The records

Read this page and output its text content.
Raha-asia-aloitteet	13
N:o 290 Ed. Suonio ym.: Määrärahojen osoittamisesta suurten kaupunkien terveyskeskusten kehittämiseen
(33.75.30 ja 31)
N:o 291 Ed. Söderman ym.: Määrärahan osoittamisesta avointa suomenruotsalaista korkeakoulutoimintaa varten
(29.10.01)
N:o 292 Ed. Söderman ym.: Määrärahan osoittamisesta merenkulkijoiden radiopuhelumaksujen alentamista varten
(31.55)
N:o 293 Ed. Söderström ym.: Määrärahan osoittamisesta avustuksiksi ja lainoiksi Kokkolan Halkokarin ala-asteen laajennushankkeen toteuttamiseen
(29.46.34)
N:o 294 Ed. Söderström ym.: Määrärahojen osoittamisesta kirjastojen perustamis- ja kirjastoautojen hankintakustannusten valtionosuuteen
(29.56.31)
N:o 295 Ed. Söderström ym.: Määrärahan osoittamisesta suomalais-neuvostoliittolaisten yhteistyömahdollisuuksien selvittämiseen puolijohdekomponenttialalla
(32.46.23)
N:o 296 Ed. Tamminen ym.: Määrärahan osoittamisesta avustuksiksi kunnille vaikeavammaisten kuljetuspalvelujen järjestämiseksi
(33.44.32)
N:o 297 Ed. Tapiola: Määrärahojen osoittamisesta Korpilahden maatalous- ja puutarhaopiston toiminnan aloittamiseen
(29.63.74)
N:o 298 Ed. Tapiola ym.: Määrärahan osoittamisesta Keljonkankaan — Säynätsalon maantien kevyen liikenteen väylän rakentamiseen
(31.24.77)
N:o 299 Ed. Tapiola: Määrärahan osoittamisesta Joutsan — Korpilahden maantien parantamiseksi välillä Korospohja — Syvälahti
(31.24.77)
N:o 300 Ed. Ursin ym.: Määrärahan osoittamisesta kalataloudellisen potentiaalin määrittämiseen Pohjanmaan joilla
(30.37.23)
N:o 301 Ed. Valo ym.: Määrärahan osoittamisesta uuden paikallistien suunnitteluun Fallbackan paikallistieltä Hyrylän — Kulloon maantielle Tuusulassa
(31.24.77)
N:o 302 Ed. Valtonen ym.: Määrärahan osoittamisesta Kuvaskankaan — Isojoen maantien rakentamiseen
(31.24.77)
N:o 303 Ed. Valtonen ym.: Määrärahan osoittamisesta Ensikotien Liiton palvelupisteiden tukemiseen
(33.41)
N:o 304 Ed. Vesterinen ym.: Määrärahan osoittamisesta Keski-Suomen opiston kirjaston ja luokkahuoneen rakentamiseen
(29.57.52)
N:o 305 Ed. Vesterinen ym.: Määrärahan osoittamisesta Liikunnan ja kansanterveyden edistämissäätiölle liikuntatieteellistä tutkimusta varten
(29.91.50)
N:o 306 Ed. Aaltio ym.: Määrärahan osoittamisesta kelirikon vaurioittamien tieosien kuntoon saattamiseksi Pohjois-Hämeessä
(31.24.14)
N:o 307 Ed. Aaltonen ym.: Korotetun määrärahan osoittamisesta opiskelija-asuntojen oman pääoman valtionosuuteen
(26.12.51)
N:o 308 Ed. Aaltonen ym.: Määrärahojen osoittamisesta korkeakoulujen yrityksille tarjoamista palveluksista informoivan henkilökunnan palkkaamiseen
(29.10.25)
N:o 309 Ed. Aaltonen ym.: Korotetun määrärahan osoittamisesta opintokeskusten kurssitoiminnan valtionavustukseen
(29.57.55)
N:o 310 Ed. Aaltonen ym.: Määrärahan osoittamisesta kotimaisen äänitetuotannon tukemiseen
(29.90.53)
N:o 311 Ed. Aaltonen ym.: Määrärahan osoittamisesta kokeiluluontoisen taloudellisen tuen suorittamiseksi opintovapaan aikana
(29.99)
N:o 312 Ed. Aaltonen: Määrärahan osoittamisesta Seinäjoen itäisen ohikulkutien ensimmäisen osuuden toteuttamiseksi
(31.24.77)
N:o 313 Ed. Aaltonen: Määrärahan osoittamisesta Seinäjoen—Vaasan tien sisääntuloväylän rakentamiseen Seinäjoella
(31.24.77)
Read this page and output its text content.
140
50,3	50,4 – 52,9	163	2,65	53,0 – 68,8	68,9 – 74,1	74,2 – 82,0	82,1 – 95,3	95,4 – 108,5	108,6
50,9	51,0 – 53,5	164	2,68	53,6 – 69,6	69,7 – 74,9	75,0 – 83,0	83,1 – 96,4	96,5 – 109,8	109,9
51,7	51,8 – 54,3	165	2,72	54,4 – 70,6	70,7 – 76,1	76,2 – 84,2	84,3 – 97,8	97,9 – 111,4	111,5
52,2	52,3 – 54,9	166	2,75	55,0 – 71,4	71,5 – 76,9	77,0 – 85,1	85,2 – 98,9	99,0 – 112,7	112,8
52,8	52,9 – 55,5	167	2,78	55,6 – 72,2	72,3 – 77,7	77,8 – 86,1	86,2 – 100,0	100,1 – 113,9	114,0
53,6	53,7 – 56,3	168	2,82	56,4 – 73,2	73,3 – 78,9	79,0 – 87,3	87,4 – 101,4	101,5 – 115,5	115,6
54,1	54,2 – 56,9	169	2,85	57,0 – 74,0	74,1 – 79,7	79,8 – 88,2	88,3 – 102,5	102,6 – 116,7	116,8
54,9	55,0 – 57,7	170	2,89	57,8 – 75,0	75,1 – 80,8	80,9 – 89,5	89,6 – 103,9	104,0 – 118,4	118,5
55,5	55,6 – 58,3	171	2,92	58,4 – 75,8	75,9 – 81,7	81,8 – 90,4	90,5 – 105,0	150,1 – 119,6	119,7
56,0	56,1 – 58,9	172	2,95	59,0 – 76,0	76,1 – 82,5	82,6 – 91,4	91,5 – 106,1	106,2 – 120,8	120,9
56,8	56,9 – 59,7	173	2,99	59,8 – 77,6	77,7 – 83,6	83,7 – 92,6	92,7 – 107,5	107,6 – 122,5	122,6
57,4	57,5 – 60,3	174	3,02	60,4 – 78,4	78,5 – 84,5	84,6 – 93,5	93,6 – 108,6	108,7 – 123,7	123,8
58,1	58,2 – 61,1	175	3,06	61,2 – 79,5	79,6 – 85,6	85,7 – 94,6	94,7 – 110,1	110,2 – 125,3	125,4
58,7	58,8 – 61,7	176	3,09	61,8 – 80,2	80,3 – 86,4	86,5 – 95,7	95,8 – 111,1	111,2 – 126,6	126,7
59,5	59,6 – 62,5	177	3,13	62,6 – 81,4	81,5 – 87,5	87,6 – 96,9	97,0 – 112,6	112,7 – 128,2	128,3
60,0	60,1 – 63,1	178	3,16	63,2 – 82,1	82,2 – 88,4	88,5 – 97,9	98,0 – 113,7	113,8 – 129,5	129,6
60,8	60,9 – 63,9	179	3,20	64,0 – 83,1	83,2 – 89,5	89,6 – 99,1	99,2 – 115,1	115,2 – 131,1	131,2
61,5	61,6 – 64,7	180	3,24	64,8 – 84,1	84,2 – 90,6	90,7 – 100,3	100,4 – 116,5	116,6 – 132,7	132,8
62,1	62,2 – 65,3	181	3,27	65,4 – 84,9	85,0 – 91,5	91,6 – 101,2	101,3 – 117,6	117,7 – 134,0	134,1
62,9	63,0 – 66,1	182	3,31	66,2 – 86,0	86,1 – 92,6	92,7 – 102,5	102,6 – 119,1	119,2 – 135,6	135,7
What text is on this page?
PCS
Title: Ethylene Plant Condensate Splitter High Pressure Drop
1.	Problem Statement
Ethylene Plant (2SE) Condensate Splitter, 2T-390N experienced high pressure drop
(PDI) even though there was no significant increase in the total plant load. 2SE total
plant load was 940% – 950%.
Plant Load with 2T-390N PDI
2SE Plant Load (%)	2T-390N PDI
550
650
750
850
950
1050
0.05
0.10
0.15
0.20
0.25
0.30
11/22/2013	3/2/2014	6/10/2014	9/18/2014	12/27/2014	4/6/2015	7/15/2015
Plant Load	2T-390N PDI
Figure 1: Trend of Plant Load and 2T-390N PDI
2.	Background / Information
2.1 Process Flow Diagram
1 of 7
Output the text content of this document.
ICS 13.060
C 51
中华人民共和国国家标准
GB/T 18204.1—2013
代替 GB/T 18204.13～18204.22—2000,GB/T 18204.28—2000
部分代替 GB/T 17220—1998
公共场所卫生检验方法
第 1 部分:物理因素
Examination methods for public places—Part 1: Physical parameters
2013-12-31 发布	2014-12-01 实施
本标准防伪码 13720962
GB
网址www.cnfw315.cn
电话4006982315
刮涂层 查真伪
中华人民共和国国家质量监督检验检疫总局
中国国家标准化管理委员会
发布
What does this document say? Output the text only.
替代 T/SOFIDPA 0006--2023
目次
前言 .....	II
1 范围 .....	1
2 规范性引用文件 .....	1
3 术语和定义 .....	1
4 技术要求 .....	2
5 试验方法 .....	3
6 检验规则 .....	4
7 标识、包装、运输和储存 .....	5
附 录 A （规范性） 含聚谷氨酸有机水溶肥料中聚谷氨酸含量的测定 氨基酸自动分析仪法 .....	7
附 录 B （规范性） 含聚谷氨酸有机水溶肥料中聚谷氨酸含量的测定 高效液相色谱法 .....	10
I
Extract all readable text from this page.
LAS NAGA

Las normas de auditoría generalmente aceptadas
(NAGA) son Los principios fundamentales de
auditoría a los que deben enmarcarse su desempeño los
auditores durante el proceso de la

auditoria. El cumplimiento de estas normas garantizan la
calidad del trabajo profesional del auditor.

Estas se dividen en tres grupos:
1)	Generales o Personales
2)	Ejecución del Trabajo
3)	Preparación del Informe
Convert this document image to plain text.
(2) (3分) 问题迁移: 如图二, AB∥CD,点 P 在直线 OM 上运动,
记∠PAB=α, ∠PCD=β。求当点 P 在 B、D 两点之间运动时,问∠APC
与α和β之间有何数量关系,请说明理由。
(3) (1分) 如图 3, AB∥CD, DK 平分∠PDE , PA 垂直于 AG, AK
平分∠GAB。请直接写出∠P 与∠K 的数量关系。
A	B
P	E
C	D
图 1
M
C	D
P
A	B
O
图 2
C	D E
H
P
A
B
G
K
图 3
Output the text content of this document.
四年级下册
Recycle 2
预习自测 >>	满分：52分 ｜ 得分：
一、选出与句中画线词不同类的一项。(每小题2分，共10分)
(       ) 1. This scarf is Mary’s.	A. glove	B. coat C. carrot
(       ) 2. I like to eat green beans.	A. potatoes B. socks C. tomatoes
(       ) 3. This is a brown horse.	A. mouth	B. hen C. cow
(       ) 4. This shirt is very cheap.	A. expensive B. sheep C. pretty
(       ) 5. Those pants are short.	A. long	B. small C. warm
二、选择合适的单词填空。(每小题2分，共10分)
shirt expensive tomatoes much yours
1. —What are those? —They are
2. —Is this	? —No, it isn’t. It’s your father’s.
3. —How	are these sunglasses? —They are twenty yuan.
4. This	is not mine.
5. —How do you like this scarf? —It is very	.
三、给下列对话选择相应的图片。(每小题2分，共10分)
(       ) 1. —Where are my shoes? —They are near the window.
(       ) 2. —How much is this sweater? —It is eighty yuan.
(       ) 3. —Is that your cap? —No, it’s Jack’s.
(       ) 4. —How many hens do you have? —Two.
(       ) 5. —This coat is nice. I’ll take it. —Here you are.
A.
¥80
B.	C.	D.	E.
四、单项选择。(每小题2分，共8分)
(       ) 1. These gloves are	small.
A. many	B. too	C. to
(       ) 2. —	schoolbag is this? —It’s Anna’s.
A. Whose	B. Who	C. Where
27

What to produce
Track down every line holding the string "coat" and copy it.

Reply to the exercise
(       ) 1. This scarf is Mary’s.	A. glove	B. coat C. carrot
(       ) 5. —This coat is nice. I’ll take it. —Here you are.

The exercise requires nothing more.